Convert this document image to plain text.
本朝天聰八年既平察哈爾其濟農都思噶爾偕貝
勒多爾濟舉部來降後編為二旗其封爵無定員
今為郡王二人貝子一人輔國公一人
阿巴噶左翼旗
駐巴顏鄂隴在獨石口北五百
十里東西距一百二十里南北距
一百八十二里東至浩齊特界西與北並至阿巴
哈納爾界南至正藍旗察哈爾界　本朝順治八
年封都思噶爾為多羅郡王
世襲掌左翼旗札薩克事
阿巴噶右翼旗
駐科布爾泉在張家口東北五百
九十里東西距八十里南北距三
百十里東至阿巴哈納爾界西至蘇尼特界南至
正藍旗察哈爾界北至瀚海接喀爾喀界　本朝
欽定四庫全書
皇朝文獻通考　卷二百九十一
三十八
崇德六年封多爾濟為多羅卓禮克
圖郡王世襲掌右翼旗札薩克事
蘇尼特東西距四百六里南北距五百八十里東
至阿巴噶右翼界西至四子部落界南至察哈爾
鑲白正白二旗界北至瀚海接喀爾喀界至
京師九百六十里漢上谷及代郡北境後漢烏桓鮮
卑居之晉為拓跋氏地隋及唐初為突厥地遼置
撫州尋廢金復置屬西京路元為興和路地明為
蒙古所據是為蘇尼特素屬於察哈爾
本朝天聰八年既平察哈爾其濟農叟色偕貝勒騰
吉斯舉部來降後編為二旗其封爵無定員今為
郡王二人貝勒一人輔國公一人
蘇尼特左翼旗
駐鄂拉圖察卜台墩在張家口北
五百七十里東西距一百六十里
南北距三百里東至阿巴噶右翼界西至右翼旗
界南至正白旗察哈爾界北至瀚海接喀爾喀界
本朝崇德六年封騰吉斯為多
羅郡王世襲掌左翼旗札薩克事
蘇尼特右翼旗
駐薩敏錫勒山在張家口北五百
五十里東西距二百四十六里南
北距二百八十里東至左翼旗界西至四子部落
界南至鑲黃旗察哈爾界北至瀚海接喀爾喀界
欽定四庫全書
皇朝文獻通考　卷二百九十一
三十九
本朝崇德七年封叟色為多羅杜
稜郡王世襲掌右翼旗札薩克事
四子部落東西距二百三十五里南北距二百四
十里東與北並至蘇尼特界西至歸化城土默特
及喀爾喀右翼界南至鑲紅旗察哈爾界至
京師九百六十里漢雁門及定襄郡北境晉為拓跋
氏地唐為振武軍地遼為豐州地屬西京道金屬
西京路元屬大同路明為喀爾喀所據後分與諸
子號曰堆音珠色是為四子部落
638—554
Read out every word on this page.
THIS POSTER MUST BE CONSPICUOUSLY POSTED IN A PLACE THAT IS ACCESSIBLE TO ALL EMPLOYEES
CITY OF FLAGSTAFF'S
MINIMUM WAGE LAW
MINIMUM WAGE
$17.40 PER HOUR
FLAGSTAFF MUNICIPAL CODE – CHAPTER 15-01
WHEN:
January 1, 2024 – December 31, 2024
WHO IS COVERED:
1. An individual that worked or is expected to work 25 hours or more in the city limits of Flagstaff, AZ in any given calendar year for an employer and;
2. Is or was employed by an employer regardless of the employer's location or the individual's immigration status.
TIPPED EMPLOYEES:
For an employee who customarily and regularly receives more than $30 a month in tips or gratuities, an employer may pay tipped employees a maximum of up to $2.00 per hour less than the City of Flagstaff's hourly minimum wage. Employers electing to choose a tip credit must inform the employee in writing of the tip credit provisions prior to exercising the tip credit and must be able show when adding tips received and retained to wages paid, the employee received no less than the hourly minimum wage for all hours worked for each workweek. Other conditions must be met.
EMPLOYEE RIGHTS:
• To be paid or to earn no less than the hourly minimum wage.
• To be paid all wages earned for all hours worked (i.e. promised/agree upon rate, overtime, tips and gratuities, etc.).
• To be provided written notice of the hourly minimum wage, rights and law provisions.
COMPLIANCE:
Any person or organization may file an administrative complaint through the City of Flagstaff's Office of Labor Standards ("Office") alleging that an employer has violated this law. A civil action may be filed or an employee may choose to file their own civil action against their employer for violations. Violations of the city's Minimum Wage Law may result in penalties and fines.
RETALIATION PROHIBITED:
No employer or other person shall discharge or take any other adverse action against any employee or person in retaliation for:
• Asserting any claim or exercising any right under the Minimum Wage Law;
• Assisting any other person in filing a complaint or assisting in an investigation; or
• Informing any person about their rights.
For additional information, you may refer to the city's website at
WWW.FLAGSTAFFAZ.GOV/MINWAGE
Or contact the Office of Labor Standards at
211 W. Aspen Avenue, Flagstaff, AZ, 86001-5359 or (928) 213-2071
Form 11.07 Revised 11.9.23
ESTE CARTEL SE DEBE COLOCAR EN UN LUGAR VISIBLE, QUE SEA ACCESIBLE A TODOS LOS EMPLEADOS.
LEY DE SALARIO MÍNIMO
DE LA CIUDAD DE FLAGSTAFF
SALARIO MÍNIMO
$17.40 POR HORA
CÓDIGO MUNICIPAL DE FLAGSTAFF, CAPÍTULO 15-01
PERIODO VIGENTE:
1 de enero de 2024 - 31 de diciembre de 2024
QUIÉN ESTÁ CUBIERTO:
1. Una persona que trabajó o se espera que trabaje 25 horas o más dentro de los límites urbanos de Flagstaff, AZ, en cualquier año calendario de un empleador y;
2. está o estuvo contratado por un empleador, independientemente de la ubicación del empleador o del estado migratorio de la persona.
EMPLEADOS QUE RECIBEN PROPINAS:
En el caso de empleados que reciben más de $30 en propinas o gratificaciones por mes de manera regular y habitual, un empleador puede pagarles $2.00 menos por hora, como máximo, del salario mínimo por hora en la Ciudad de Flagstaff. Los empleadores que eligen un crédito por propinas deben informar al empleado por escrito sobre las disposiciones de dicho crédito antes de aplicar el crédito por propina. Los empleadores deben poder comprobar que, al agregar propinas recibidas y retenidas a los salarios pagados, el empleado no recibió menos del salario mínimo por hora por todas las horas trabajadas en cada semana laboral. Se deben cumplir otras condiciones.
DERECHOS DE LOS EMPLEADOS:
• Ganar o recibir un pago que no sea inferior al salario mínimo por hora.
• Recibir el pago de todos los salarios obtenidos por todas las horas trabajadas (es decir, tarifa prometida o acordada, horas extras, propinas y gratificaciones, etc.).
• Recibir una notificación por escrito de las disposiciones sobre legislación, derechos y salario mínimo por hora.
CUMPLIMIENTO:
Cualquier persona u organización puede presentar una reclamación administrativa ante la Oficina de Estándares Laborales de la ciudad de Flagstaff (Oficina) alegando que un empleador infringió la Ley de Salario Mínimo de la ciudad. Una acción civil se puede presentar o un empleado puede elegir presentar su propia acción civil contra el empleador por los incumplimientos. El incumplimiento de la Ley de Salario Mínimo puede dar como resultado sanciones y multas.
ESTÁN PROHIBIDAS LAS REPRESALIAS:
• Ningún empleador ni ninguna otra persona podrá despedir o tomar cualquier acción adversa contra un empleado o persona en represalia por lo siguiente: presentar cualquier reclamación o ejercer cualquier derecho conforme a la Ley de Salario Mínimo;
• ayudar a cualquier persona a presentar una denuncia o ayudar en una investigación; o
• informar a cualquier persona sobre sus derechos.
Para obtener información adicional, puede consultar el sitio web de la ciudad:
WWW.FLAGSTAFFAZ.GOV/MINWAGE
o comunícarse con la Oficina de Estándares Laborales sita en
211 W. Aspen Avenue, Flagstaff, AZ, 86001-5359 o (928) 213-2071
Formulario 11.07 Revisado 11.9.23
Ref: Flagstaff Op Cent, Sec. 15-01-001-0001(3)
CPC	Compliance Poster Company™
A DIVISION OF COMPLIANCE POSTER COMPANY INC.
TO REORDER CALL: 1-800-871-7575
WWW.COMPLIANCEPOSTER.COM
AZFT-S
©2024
####
* _WHAT YOU SHOULD DO_
Give the data again, exactly as it stands.

* _WRITTEN SOLUTION_
Convert this document image to plain text.
本朝天聰八年既平察哈爾其濟農都思噶爾偕貝
勒多爾濟舉部來降後編為二旗其封爵無定員
今為郡王二人貝子一人輔國公一人
阿巴噶左翼旗
駐巴顏鄂隴在獨石口北五百
十里東西距一百二十里南北距
一百八十二里東至浩齊特界西與北並至阿巴
哈納爾界南至正藍旗察哈爾界　本朝順治八
年封都思噶爾為多羅郡王
世襲掌左翼旗札薩克事
阿巴噶右翼旗
駐科布爾泉在張家口東北五百
九十里東西距八十里南北距三
百十里東至阿巴哈納爾界西至蘇尼特界南至
正藍旗察哈爾界北至瀚海接喀爾喀界　本朝
欽定四庫全書
皇朝文獻通考　卷二百九十一
三十八
崇德六年封多爾濟為多羅卓禮克
圖郡王世襲掌右翼旗札薩克事
蘇尼特東西距四百六里南北距五百八十里東
至阿巴噶右翼界西至四子部落界南至察哈爾
鑲白正白二旗界北至瀚海接喀爾喀界至
京師九百六十里漢上谷及代郡北境後漢烏桓鮮
卑居之晉為拓跋氏地隋及唐初為突厥地遼置
撫州尋廢金復置屬西京路元為興和路地明為
蒙古所據是為蘇尼特素屬於察哈爾
本朝天聰八年既平察哈爾其濟農叟色偕貝勒騰
吉斯舉部來降後編為二旗其封爵無定員今為
郡王二人貝勒一人輔國公一人
蘇尼特左翼旗
駐鄂拉圖察卜台墩在張家口北
五百七十里東西距一百六十里
南北距三百里東至阿巴噶右翼界西至右翼旗
界南至正白旗察哈爾界北至瀚海接喀爾喀界
本朝崇德六年封騰吉斯為多
羅郡王世襲掌左翼旗札薩克事
蘇尼特右翼旗
駐薩敏錫勒山在張家口北五百
五十里東西距二百四十六里南
北距二百八十里東至左翼旗界西至四子部落
界南至鑲黃旗察哈爾界北至瀚海接喀爾喀界
欽定四庫全書
皇朝文獻通考　卷二百九十一
三十九
本朝崇德七年封叟色為多羅杜
稜郡王世襲掌右翼旗札薩克事
四子部落東西距二百三十五里南北距二百四
十里東與北並至蘇尼特界西至歸化城土默特
及喀爾喀右翼界南至鑲紅旗察哈爾界至
京師九百六十里漢雁門及定襄郡北境晉為拓跋
氏地唐為振武軍地遼為豐州地屬西京道金屬
西京路元屬大同路明為喀爾喀所據後分與諸
子號曰堆音珠色是為四子部落
638—554
Read out every word on this page.
THIS POSTER MUST BE CONSPICUOUSLY POSTED IN A PLACE THAT IS ACCESSIBLE TO ALL EMPLOYEES
CITY OF FLAGSTAFF'S
MINIMUM WAGE LAW
MINIMUM WAGE
$17.40 PER HOUR
FLAGSTAFF MUNICIPAL CODE – CHAPTER 15-01
WHEN:
January 1, 2024 – December 31, 2024
WHO IS COVERED:
1. An individual that worked or is expected to work 25 hours or more in the city limits of Flagstaff, AZ in any given calendar year for an employer and;
2. Is or was employed by an employer regardless of the employer's location or the individual's immigration status.
TIPPED EMPLOYEES:
For an employee who customarily and regularly receives more than $30 a month in tips or gratuities, an employer may pay tipped employees a maximum of up to $2.00 per hour less than the City of Flagstaff's hourly minimum wage. Employers electing to choose a tip credit must inform the employee in writing of the tip credit provisions prior to exercising the tip credit and must be able show when adding tips received and retained to wages paid, the employee received no less than the hourly minimum wage for all hours worked for each workweek. Other conditions must be met.
EMPLOYEE RIGHTS:
• To be paid or to earn no less than the hourly minimum wage.
• To be paid all wages earned for all hours worked (i.e. promised/agree upon rate, overtime, tips and gratuities, etc.).
• To be provided written notice of the hourly minimum wage, rights and law provisions.
COMPLIANCE:
Any person or organization may file an administrative complaint through the City of Flagstaff's Office of Labor Standards ("Office") alleging that an employer has violated this law. A civil action may be filed or an employee may choose to file their own civil action against their employer for violations. Violations of the city's Minimum Wage Law may result in penalties and fines.
RETALIATION PROHIBITED:
No employer or other person shall discharge or take any other adverse action against any employee or person in retaliation for:
• Asserting any claim or exercising any right under the Minimum Wage Law;
• Assisting any other person in filing a complaint or assisting in an investigation; or
• Informing any person about their rights.
For additional information, you may refer to the city's website at
WWW.FLAGSTAFFAZ.GOV/MINWAGE
Or contact the Office of Labor Standards at
211 W. Aspen Avenue, Flagstaff, AZ, 86001-5359 or (928) 213-2071
Form 11.07 Revised 11.9.23
ESTE CARTEL SE DEBE COLOCAR EN UN LUGAR VISIBLE, QUE SEA ACCESIBLE A TODOS LOS EMPLEADOS.
LEY DE SALARIO MÍNIMO
DE LA CIUDAD DE FLAGSTAFF
SALARIO MÍNIMO
$17.40 POR HORA
CÓDIGO MUNICIPAL DE FLAGSTAFF, CAPÍTULO 15-01
PERIODO VIGENTE:
1 de enero de 2024 - 31 de diciembre de 2024
QUIÉN ESTÁ CUBIERTO:
1. Una persona que trabajó o se espera que trabaje 25 horas o más dentro de los límites urbanos de Flagstaff, AZ, en cualquier año calendario de un empleador y;
2. está o estuvo contratado por un empleador, independientemente de la ubicación del empleador o del estado migratorio de la persona.
EMPLEADOS QUE RECIBEN PROPINAS:
En el caso de empleados que reciben más de $30 en propinas o gratificaciones por mes de manera regular y habitual, un empleador puede pagarles $2.00 menos por hora, como máximo, del salario mínimo por hora en la Ciudad de Flagstaff. Los empleadores que eligen un crédito por propinas deben informar al empleado por escrito sobre las disposiciones de dicho crédito antes de aplicar el crédito por propina. Los empleadores deben poder comprobar que, al agregar propinas recibidas y retenidas a los salarios pagados, el empleado no recibió menos del salario mínimo por hora por todas las horas trabajadas en cada semana laboral. Se deben cumplir otras condiciones.
DERECHOS DE LOS EMPLEADOS:
• Ganar o recibir un pago que no sea inferior al salario mínimo por hora.
• Recibir el pago de todos los salarios obtenidos por todas las horas trabajadas (es decir, tarifa prometida o acordada, horas extras, propinas y gratificaciones, etc.).
• Recibir una notificación por escrito de las disposiciones sobre legislación, derechos y salario mínimo por hora.
CUMPLIMIENTO:
Cualquier persona u organización puede presentar una reclamación administrativa ante la Oficina de Estándares Laborales de la ciudad de Flagstaff (Oficina) alegando que un empleador infringió la Ley de Salario Mínimo de la ciudad. Una acción civil se puede presentar o un empleado puede elegir presentar su propia acción civil contra el empleador por los incumplimientos. El incumplimiento de la Ley de Salario Mínimo puede dar como resultado sanciones y multas.
ESTÁN PROHIBIDAS LAS REPRESALIAS:
• Ningún empleador ni ninguna otra persona podrá despedir o tomar cualquier acción adversa contra un empleado o persona en represalia por lo siguiente: presentar cualquier reclamación o ejercer cualquier derecho conforme a la Ley de Salario Mínimo;
• ayudar a cualquier persona a presentar una denuncia o ayudar en una investigación; o
• informar a cualquier persona sobre sus derechos.
Para obtener información adicional, puede consultar el sitio web de la ciudad:
WWW.FLAGSTAFFAZ.GOV/MINWAGE
o comunícarse con la Oficina de Estándares Laborales sita en
211 W. Aspen Avenue, Flagstaff, AZ, 86001-5359 o (928) 213-2071
Formulario 11.07 Revisado 11.9.23
Ref: Flagstaff Op Cent, Sec. 15-01-001-0001(3)
CPC	Compliance Poster Company™
A DIVISION OF COMPLIANCE POSTER COMPANY INC.
TO REORDER CALL: 1-800-871-7575
WWW.COMPLIANCEPOSTER.COM
AZFT-S
©2024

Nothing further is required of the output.